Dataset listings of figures
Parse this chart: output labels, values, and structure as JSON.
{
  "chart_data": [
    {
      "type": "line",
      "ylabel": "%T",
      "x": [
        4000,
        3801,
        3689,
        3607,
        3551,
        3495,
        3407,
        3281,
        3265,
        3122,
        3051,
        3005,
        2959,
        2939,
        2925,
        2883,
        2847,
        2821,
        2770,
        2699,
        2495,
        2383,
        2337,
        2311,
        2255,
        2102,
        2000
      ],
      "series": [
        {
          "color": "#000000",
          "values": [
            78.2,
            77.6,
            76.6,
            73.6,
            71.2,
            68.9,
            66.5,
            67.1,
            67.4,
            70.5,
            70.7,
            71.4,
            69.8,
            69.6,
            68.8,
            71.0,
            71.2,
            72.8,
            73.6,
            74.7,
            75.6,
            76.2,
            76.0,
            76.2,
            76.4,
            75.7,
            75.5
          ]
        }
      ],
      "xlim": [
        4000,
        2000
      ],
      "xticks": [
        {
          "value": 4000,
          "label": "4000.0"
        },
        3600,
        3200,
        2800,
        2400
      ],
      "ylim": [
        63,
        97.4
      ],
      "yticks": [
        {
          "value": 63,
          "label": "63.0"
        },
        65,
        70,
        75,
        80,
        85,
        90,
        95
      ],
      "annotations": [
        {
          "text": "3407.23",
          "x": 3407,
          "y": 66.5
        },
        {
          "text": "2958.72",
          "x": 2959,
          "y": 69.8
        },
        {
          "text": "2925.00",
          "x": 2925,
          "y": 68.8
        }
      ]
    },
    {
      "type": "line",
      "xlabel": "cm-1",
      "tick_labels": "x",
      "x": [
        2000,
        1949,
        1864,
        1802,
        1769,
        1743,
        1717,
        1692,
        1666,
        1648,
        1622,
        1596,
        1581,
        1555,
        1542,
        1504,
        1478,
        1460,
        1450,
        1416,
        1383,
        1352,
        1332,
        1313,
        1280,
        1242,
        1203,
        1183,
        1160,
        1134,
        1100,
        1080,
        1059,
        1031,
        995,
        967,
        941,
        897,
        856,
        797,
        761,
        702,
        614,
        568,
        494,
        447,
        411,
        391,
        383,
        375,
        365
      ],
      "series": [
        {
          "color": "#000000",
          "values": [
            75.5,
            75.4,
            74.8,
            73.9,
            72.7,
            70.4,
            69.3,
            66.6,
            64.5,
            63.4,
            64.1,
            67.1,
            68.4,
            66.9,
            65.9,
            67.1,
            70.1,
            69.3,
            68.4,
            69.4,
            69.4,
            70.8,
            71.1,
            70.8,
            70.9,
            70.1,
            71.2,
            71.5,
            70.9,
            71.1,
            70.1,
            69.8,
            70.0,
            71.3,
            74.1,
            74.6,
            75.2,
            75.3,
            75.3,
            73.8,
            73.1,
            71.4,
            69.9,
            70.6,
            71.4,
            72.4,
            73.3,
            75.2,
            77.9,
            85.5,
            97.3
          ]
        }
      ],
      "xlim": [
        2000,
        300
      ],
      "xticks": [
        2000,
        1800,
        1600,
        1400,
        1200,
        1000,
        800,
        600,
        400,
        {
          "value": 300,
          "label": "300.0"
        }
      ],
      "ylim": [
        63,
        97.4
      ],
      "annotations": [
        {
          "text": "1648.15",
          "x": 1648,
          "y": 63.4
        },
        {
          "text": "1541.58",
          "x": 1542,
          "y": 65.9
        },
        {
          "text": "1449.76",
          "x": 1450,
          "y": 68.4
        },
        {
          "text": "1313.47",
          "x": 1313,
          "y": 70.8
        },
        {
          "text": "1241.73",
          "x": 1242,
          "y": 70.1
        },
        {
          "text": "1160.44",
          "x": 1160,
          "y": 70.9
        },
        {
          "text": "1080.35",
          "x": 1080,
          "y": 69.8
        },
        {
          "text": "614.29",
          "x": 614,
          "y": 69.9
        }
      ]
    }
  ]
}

WHAT THE TASK ASKS:
Every record above should be copied exactly.

FINAL ANSWER:
Parse this chart: output labels, values, and structure as JSON.
{
  "chart_data": [
    {
      "type": "line",
      "ylabel": "%T",
      "x": [
        4000,
        3801,
        3689,
        3607,
        3551,
        3495,
        3407,
        3281,
        3265,
        3122,
        3051,
        3005,
        2959,
        2939,
        2925,
        2883,
        2847,
        2821,
        2770,
        2699,
        2495,
        2383,
        2337,
        2311,
        2255,
        2102,
        2000
      ],
      "series": [
        {
          "color": "#000000",
          "values": [
            78.2,
            77.6,
            76.6,
            73.6,
            71.2,
            68.9,
            66.5,
            67.1,
            67.4,
            70.5,
            70.7,
            71.4,
            69.8,
            69.6,
            68.8,
            71.0,
            71.2,
            72.8,
            73.6,
            74.7,
            75.6,
            76.2,
            76.0,
            76.2,
            76.4,
            75.7,
            75.5
          ]
        }
      ],
      "xlim": [
        4000,
        2000
      ],
      "xticks": [
        {
          "value": 4000,
          "label": "4000.0"
        },
        3600,
        3200,
        2800,
        2400
      ],
      "ylim": [
        63,
        97.4
      ],
      "yticks": [
        {
          "value": 63,
          "label": "63.0"
        },
        65,
        70,
        75,
        80,
        85,
        90,
        95
      ],
      "annotations": [
        {
          "text": "3407.23",
          "x": 3407,
          "y": 66.5
        },
        {
          "text": "2958.72",
          "x": 2959,
          "y": 69.8
        },
        {
          "text": "2925.00",
          "x": 2925,
          "y": 68.8
        }
      ]
    },
    {
      "type": "line",
      "xlabel": "cm-1",
      "tick_labels": "x",
      "x": [
        2000,
        1949,
        1864,
        1802,
        1769,
        1743,
        1717,
        1692,
        1666,
        1648,
        1622,
        1596,
        1581,
        1555,
        1542,
        1504,
        1478,
        1460,
        1450,
        1416,
        1383,
        1352,
        1332,
        1313,
        1280,
        1242,
        1203,
        1183,
        1160,
        1134,
        1100,
        1080,
        1059,
        1031,
        995,
        967,
        941,
        897,
        856,
        797,
        761,
        702,
        614,
        568,
        494,
        447,
        411,
        391,
        383,
        375,
        365
      ],
      "series": [
        {
          "color": "#000000",
          "values": [
            75.5,
            75.4,
            74.8,
            73.9,
            72.7,
            70.4,
            69.3,
            66.6,
            64.5,
            63.4,
            64.1,
            67.1,
            68.4,
            66.9,
            65.9,
            67.1,
            70.1,
            69.3,
            68.4,
            69.4,
            69.4,
            70.8,
            71.1,
            70.8,
            70.9,
            70.1,
            71.2,
            71.5,
            70.9,
            71.1,
            70.1,
            69.8,
            70.0,
            71.3,
            74.1,
            74.6,
            75.2,
            75.3,
            75.3,
            73.8,
            73.1,
            71.4,
            69.9,
            70.6,
            71.4,
            72.4,
            73.3,
            75.2,
            77.9,
            85.5,
            97.3
          ]
        }
      ],
      "xlim": [
        2000,
        300
      ],
      "xticks": [
        2000,
        1800,
        1600,
        1400,
        1200,
        1000,
        800,
        600,
        400,
        {
          "value": 300,
          "label": "300.0"
        }
      ],
      "ylim": [
        63,
        97.4
      ],
      "annotations": [
        {
          "text": "1648.15",
          "x": 1648,
          "y": 63.4
        },
        {
          "text": "1541.58",
          "x": 1542,
          "y": 65.9
        },
        {
          "text": "1449.76",
          "x": 1450,
          "y": 68.4
        },
        {
          "text": "1313.47",
          "x": 1313,
          "y": 70.8
        },
        {
          "text": "1241.73",
          "x": 1242,
          "y": 70.1
        },
        {
          "text": "1160.44",
          "x": 1160,
          "y": 70.9
        },
        {
          "text": "1080.35",
          "x": 1080,
          "y": 69.8
        },
        {
          "text": "614.29",
          "x": 614,
          "y": 69.9
        }
      ]
    }
  ]
}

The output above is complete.